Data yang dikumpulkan
====================

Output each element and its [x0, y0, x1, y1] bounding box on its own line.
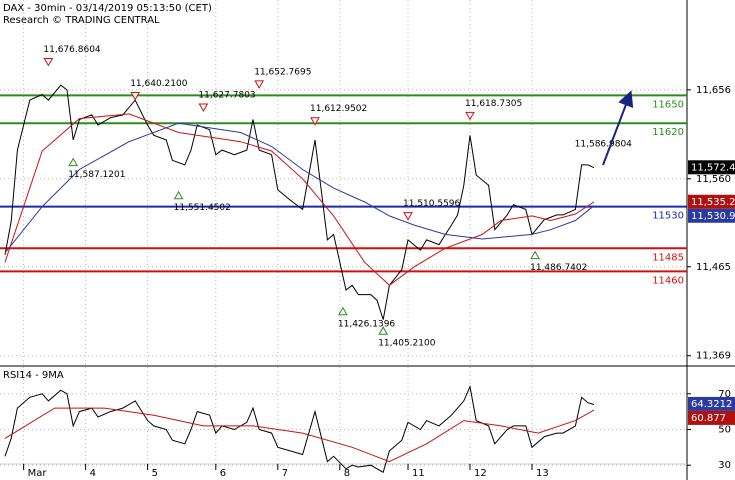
price-tag-label: 64.3212: [691, 399, 732, 410]
price-tag: [688, 208, 735, 223]
price-tag-label: 11,535.2: [691, 197, 735, 208]
y-tick-label: 11,465: [696, 262, 731, 273]
x-tick-label: 6: [220, 468, 226, 479]
x-tick-label: 8: [344, 468, 350, 479]
note-label: 11,586.9804: [575, 139, 633, 149]
x-tick-label: 12: [474, 468, 487, 479]
y-tick-label: 11,656: [696, 85, 731, 96]
x-tick-label: 11: [412, 468, 425, 479]
x-tick-label: 7: [282, 468, 288, 479]
chart-subtitle: Research © TRADING CENTRAL: [3, 15, 160, 26]
low-label: 11,551.4502: [174, 203, 231, 213]
chart-title: DAX - 30min - 03/14/2019 05:13:50 (CET): [3, 3, 212, 14]
high-label: 11,676.8604: [43, 45, 101, 55]
price-tag: [688, 410, 735, 425]
price-tag: [688, 160, 735, 175]
projection-arrow: [602, 90, 634, 166]
price-tag: [688, 396, 735, 411]
rsi-title: RSI14 - 9MA: [3, 370, 64, 381]
x-tick-label: Mar: [28, 468, 48, 479]
level-label: 11485: [652, 252, 684, 263]
y-tick-label: 11,560: [696, 174, 731, 185]
y-tick-label: 70: [718, 389, 731, 400]
low-marker: [378, 326, 389, 335]
low-label: 11,426.1396: [338, 319, 396, 329]
high-marker: [465, 111, 475, 121]
low-label: 11,587.1201: [68, 170, 125, 180]
high-marker: [43, 58, 54, 67]
low-marker: [338, 306, 348, 316]
high-label: 11,627.7803: [198, 91, 255, 101]
series-line: [4, 84, 595, 320]
y-tick-label: 50: [718, 424, 731, 435]
series-line: [4, 122, 595, 254]
high-marker: [403, 212, 413, 221]
level-label: 11530: [652, 211, 684, 222]
level-label: 11650: [652, 99, 684, 110]
level-label: 11620: [652, 127, 684, 138]
low-label: 11,405.2100: [378, 339, 436, 349]
price-tag-label: 60.877: [691, 413, 726, 424]
x-tick-label: 13: [536, 468, 549, 479]
series-line: [4, 407, 595, 463]
low-marker: [530, 250, 540, 260]
high-marker: [254, 80, 265, 89]
price-tag-label: 11,572.4: [691, 162, 735, 173]
high-marker: [310, 117, 320, 126]
x-tick-label: 4: [90, 468, 96, 479]
high-label: 11,640.2100: [130, 79, 188, 89]
x-tick-label: 5: [152, 468, 158, 479]
high-marker: [198, 103, 209, 113]
y-tick-label: 30: [718, 460, 731, 471]
price-tag: [688, 194, 735, 209]
price-tag-label: 11,530.9: [691, 211, 735, 222]
level-label: 11460: [652, 275, 684, 286]
series-line: [4, 384, 595, 474]
low-marker: [173, 190, 184, 200]
series-line: [4, 113, 595, 286]
low-marker: [68, 157, 79, 167]
high-label: 11,510.5596: [403, 199, 461, 209]
high-label: 11,612.9502: [310, 104, 367, 114]
low-label: 11,486.7402: [530, 263, 587, 273]
high-marker: [130, 91, 141, 101]
high-label: 11,618.7305: [465, 99, 522, 109]
high-label: 11,652.7695: [254, 67, 311, 77]
y-tick-label: 11,369: [696, 351, 731, 362]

====================

PETUNJUK LATIHAN => Tulis ulang seluruh baris daftar di atas kata demi kata, tetapi tanpa gambarnya.

JAWABAN TERTULIS =>
Output each element and its [x0, y0, x1, y1] bounding box on its own line.
price-tag-label: 64.3212: [691, 399, 732, 410]
price-tag: [688, 208, 735, 223]
price-tag-label: 11,535.2: [691, 197, 735, 208]
y-tick-label: 11,465: [696, 262, 731, 273]
x-tick-label: 6: [220, 468, 226, 479]
x-tick-label: 8: [344, 468, 350, 479]
note-label: 11,586.9804: [575, 139, 633, 149]
x-tick-label: 12: [474, 468, 487, 479]
y-tick-label: 11,656: [696, 85, 731, 96]
x-tick-label: 11: [412, 468, 425, 479]
x-tick-label: 7: [282, 468, 288, 479]
chart-subtitle: Research © TRADING CENTRAL: [3, 15, 160, 26]
low-label: 11,551.4502: [174, 203, 231, 213]
chart-title: DAX - 30min - 03/14/2019 05:13:50 (CET): [3, 3, 212, 14]
high-label: 11,676.8604: [43, 45, 101, 55]
price-tag: [688, 410, 735, 425]
price-tag: [688, 160, 735, 175]
projection-arrow: [602, 90, 634, 166]
price-tag: [688, 396, 735, 411]
rsi-title: RSI14 - 9MA: [3, 370, 64, 381]
x-tick-label: Mar: [28, 468, 48, 479]
level-label: 11485: [652, 252, 684, 263]
y-tick-label: 11,560: [696, 174, 731, 185]
y-tick-label: 70: [718, 389, 731, 400]
low-marker: [378, 326, 389, 335]
low-label: 11,426.1396: [338, 319, 396, 329]
high-marker: [465, 111, 475, 121]
low-label: 11,587.1201: [68, 170, 125, 180]
high-marker: [43, 58, 54, 67]
low-marker: [338, 306, 348, 316]
high-label: 11,627.7803: [198, 91, 255, 101]
series-line: [4, 84, 595, 320]
y-tick-label: 50: [718, 424, 731, 435]
series-line: [4, 122, 595, 254]
high-marker: [403, 212, 413, 221]
level-label: 11530: [652, 211, 684, 222]
level-label: 11650: [652, 99, 684, 110]
level-label: 11620: [652, 127, 684, 138]
low-label: 11,405.2100: [378, 339, 436, 349]
price-tag-label: 60.877: [691, 413, 726, 424]
x-tick-label: 13: [536, 468, 549, 479]
series-line: [4, 407, 595, 463]
low-marker: [530, 250, 540, 260]
high-marker: [254, 80, 265, 89]
price-tag-label: 11,572.4: [691, 162, 735, 173]
high-marker: [310, 117, 320, 126]
x-tick-label: 4: [90, 468, 96, 479]
high-label: 11,640.2100: [130, 79, 188, 89]
x-tick-label: 5: [152, 468, 158, 479]
high-marker: [198, 103, 209, 113]
y-tick-label: 30: [718, 460, 731, 471]
price-tag: [688, 194, 735, 209]
price-tag-label: 11,530.9: [691, 211, 735, 222]
level-label: 11460: [652, 275, 684, 286]
series-line: [4, 384, 595, 474]
low-marker: [173, 190, 184, 200]
series-line: [4, 113, 595, 286]
low-marker: [68, 157, 79, 167]
high-label: 11,510.5596: [403, 199, 461, 209]
high-label: 11,612.9502: [310, 104, 367, 114]
low-label: 11,486.7402: [530, 263, 587, 273]
high-marker: [130, 91, 141, 101]
high-label: 11,618.7305: [465, 99, 522, 109]
high-label: 11,652.7695: [254, 67, 311, 77]
y-tick-label: 11,369: [696, 351, 731, 362]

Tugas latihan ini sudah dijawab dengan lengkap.